━━━ TASK INPUT
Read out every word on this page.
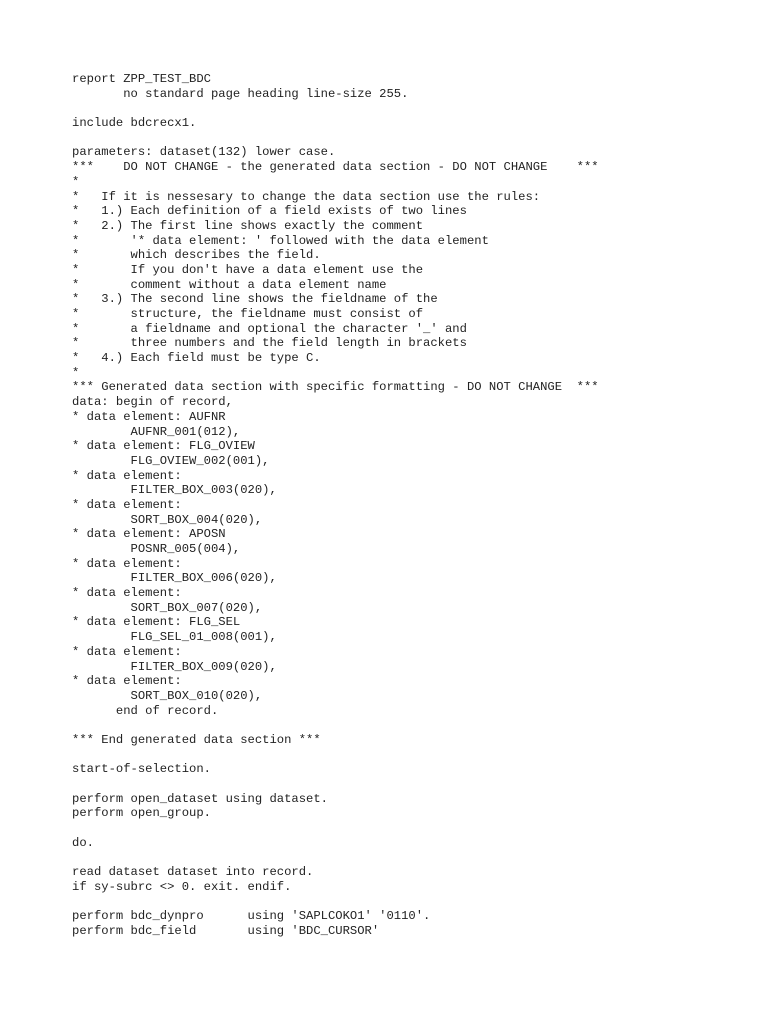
report ZPP_TEST_BDC
no standard page heading line-size 255.
include bdcrecx1.
parameters: dataset(132) lower case.
***    DO NOT CHANGE - the generated data section - DO NOT CHANGE    ***
*
*   If it is nessesary to change the data section use the rules:
*   1.) Each definition of a field exists of two lines
*   2.) The first line shows exactly the comment
*       '* data element: ' followed with the data element
*       which describes the field.
*       If you don't have a data element use the
*       comment without a data element name
*   3.) The second line shows the fieldname of the
*       structure, the fieldname must consist of
*       a fieldname and optional the character '_' and
*       three numbers and the field length in brackets
*   4.) Each field must be type C.
*
*** Generated data section with specific formatting - DO NOT CHANGE  ***
data: begin of record,
* data element: AUFNR
AUFNR_001(012),
* data element: FLG_OVIEW
FLG_OVIEW_002(001),
* data element:
FILTER_BOX_003(020),
* data element:
SORT_BOX_004(020),
* data element: APOSN
POSNR_005(004),
* data element:
FILTER_BOX_006(020),
* data element:
SORT_BOX_007(020),
* data element: FLG_SEL
FLG_SEL_01_008(001),
* data element:
FILTER_BOX_009(020),
* data element:
SORT_BOX_010(020),
end of record.
*** End generated data section ***
start-of-selection.
perform open_dataset using dataset.
perform open_group.
do.
read dataset dataset into record.
if sy-subrc <> 0. exit. endif.
perform bdc_dynpro      using 'SAPLCOKO1' '0110'.
perform bdc_field       using 'BDC_CURSOR'
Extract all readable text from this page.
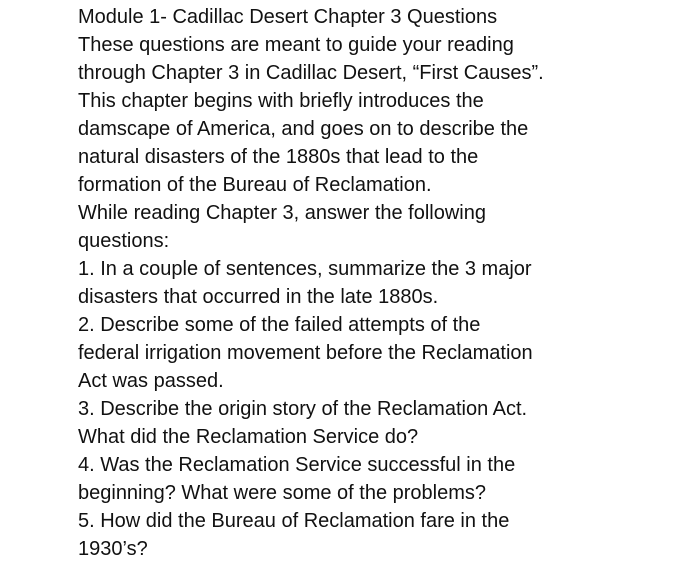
Module 1- Cadillac Desert Chapter 3 Questions
These questions are meant to guide your reading
through Chapter 3 in Cadillac Desert, “First Causes”.
This chapter begins with briefly introduces the
damscape of America, and goes on to describe the
natural disasters of the 1880s that lead to the
formation of the Bureau of Reclamation.
While reading Chapter 3, answer the following
questions:
1. In a couple of sentences, summarize the 3 major
disasters that occurred in the late 1880s.
2. Describe some of the failed attempts of the
federal irrigation movement before the Reclamation
Act was passed.
3. Describe the origin story of the Reclamation Act.
What did the Reclamation Service do?
4. Was the Reclamation Service successful in the
beginning? What were some of the problems?
5. How did the Bureau of Reclamation fare in the
1930’s?
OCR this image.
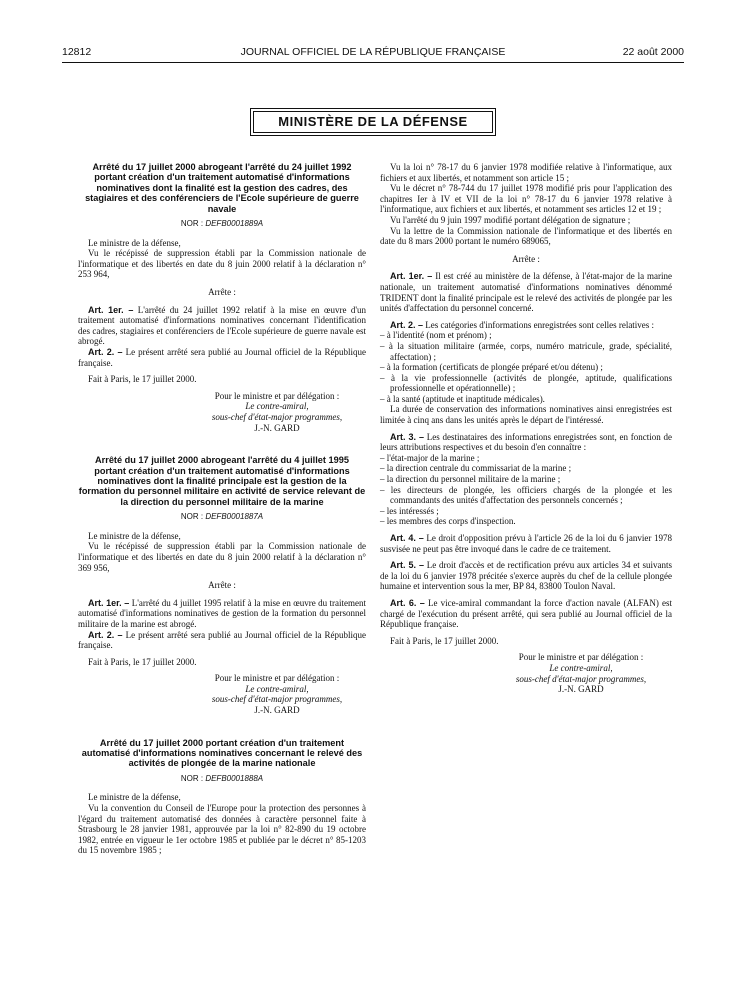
12812	JOURNAL OFFICIEL DE LA RÉPUBLIQUE FRANÇAISE	22 août 2000
MINISTÈRE DE LA DÉFENSE
Arrêté du 17 juillet 2000 abrogeant l'arrêté du 24 juillet 1992 portant création d'un traitement automatisé d'informations nominatives dont la finalité est la gestion des cadres, des stagiaires et des conférenciers de l'Ecole supérieure de guerre navale
NOR : DEFB0001889A

Le ministre de la défense,

Vu le récépissé de suppression établi par la Commission nationale de l'informatique et des libertés en date du 8 juin 2000 relatif à la déclaration n° 253 964,

Arrête :

Art. 1er. – L'arrêté du 24 juillet 1992 relatif à la mise en œuvre d'un traitement automatisé d'informations nominatives concernant l'identification des cadres, stagiaires et conférenciers de l'Ecole supérieure de guerre navale est abrogé.

Art. 2. – Le présent arrêté sera publié au Journal officiel de la République française.

Fait à Paris, le 17 juillet 2000.

Pour le ministre et par délégation :
Le contre-amiral,
sous-chef d'état-major programmes,
J.-N. GARD
Arrêté du 17 juillet 2000 abrogeant l'arrêté du 4 juillet 1995 portant création d'un traitement automatisé d'informations nominatives dont la finalité principale est la gestion de la formation du personnel militaire en activité de service relevant de la direction du personnel militaire de la marine
NOR : DEFB0001887A

Le ministre de la défense,

Vu le récépissé de suppression établi par la Commission nationale de l'informatique et des libertés en date du 8 juin 2000 relatif à la déclaration n° 369 956,

Arrête :

Art. 1er. – L'arrêté du 4 juillet 1995 relatif à la mise en œuvre du traitement automatisé d'informations nominatives de gestion de la formation du personnel militaire de la marine est abrogé.

Art. 2. – Le présent arrêté sera publié au Journal officiel de la République française.

Fait à Paris, le 17 juillet 2000.

Pour le ministre et par délégation :
Le contre-amiral,
sous-chef d'état-major programmes,
J.-N. GARD
Arrêté du 17 juillet 2000 portant création d'un traitement automatisé d'informations nominatives concernant le relevé des activités de plongée de la marine nationale
NOR : DEFB0001888A

Le ministre de la défense,

Vu la convention du Conseil de l'Europe pour la protection des personnes à l'égard du traitement automatisé des données à caractère personnel faite à Strasbourg le 28 janvier 1981, approuvée par la loi n° 82-890 du 19 octobre 1982, entrée en vigueur le 1er octobre 1985 et publiée par le décret n° 85-1203 du 15 novembre 1985 ;

Vu la loi n° 78-17 du 6 janvier 1978 modifiée relative à l'informatique, aux fichiers et aux libertés, et notamment son article 15 ;

Vu le décret n° 78-744 du 17 juillet 1978 modifié pris pour l'application des chapitres Ier à IV et VII de la loi n° 78-17 du 6 janvier 1978 relative à l'informatique, aux fichiers et aux libertés, et notamment ses articles 12 et 19 ;

Vu l'arrêté du 9 juin 1997 modifié portant délégation de signature ;

Vu la lettre de la Commission nationale de l'informatique et des libertés en date du 8 mars 2000 portant le numéro 689065,

Arrête :

Art. 1er. – Il est créé au ministère de la défense, à l'état-major de la marine nationale, un traitement automatisé d'informations nominatives dénommé TRIDENT dont la finalité principale est le relevé des activités de plongée par les unités d'affectation du personnel concerné.

Art. 2. – Les catégories d'informations enregistrées sont celles relatives :

– à l'identité (nom et prénom) ;
– à la situation militaire (armée, corps, numéro matricule, grade, spécialité, affectation) ;
– à la formation (certificats de plongée préparé et/ou détenu) ;
– à la vie professionnelle (activités de plongée, aptitude, qualifications professionnelle et opérationnelle) ;
– à la santé (aptitude et inaptitude médicales).

La durée de conservation des informations nominatives ainsi enregistrées est limitée à cinq ans dans les unités après le départ de l'intéressé.

Art. 3. – Les destinataires des informations enregistrées sont, en fonction de leurs attributions respectives et du besoin d'en connaître :

– l'état-major de la marine ;
– la direction centrale du commissariat de la marine ;
– la direction du personnel militaire de la marine ;
– les directeurs de plongée, les officiers chargés de la plongée et les commandants des unités d'affectation des personnels concernés ;
– les intéressés ;
– les membres des corps d'inspection.

Art. 4. – Le droit d'opposition prévu à l'article 26 de la loi du 6 janvier 1978 susvisée ne peut pas être invoqué dans le cadre de ce traitement.

Art. 5. – Le droit d'accès et de rectification prévu aux articles 34 et suivants de la loi du 6 janvier 1978 précitée s'exerce auprès du chef de la cellule plongée humaine et intervention sous la mer, BP 84, 83800 Toulon Naval.

Art. 6. – Le vice-amiral commandant la force d'action navale (ALFAN) est chargé de l'exécution du présent arrêté, qui sera publié au Journal officiel de la République française.

Fait à Paris, le 17 juillet 2000.

Pour le ministre et par délégation :
Le contre-amiral,
sous-chef d'état-major programmes,
J.-N. GARD
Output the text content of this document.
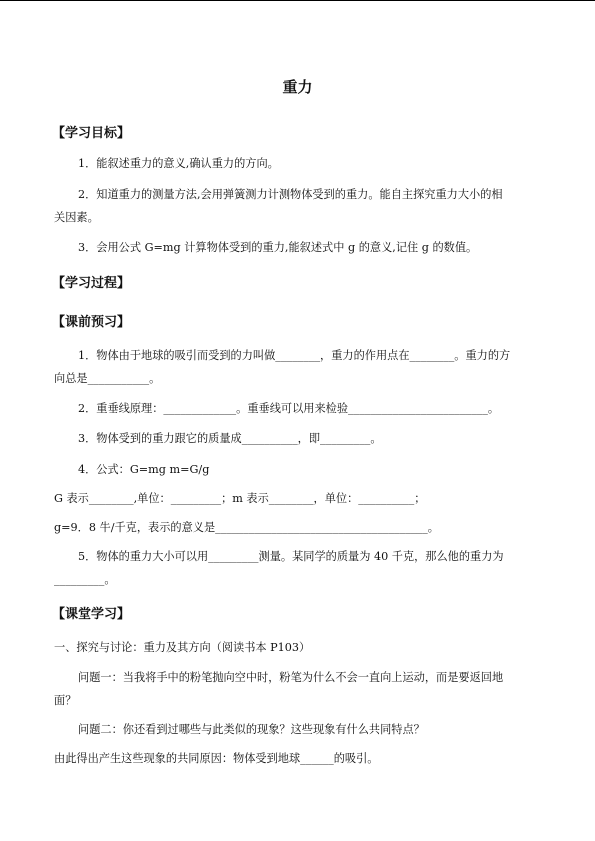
重力
【学习目标】
1．能叙述重力的意义,确认重力的方向。
2．知道重力的测量方法,会用弹簧测力计测物体受到的重力。能自主探究重力大小的相
关因素。
3．会用公式 G=mg 计算物体受到的重力,能叙述式中 g 的意义,记住 g 的数值。
【学习过程】
【课前预习】
1．物体由于地球的吸引而受到的力叫做________，重力的作用点在________。重力的方
向总是___________。
2．重垂线原理：_____________。重垂线可以用来检验_________________________。
3．物体受到的重力跟它的质量成__________，即_________。
4．公式：G=mg m=G/g
G 表示________,单位：_________；m 表示________，单位：__________；
g=9．8 牛/千克，表示的意义是______________________________________。
5．物体的重力大小可以用_________测量。某同学的质量为 40 千克，那么他的重力为
_________。
【课堂学习】
一、探究与讨论：重力及其方向（阅读书本 P103）
问题一：当我将手中的粉笔抛向空中时，粉笔为什么不会一直向上运动，而是要返回地
面？
问题二：你还看到过哪些与此类似的现象？这些现象有什么共同特点？
由此得出产生这些现象的共同原因：物体受到地球______的吸引。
━━━━━━
Beginning with the line with "Output the text content of this document.", repeat the entries above exactly, up to and including the last line, leaving out pictures.

→ **EXERCISE RESULT**
Output the text content of this document.
重力
【学习目标】
1．能叙述重力的意义,确认重力的方向。
2．知道重力的测量方法,会用弹簧测力计测物体受到的重力。能自主探究重力大小的相
关因素。
3．会用公式 G=mg 计算物体受到的重力,能叙述式中 g 的意义,记住 g 的数值。
【学习过程】
【课前预习】
1．物体由于地球的吸引而受到的力叫做________，重力的作用点在________。重力的方
向总是___________。
2．重垂线原理：_____________。重垂线可以用来检验_________________________。
3．物体受到的重力跟它的质量成__________，即_________。
4．公式：G=mg m=G/g
G 表示________,单位：_________；m 表示________，单位：__________；
g=9．8 牛/千克，表示的意义是______________________________________。
5．物体的重力大小可以用_________测量。某同学的质量为 40 千克，那么他的重力为
_________。
【课堂学习】
一、探究与讨论：重力及其方向（阅读书本 P103）
问题一：当我将手中的粉笔抛向空中时，粉笔为什么不会一直向上运动，而是要返回地
面？
问题二：你还看到过哪些与此类似的现象？这些现象有什么共同特点？
由此得出产生这些现象的共同原因：物体受到地球______的吸引。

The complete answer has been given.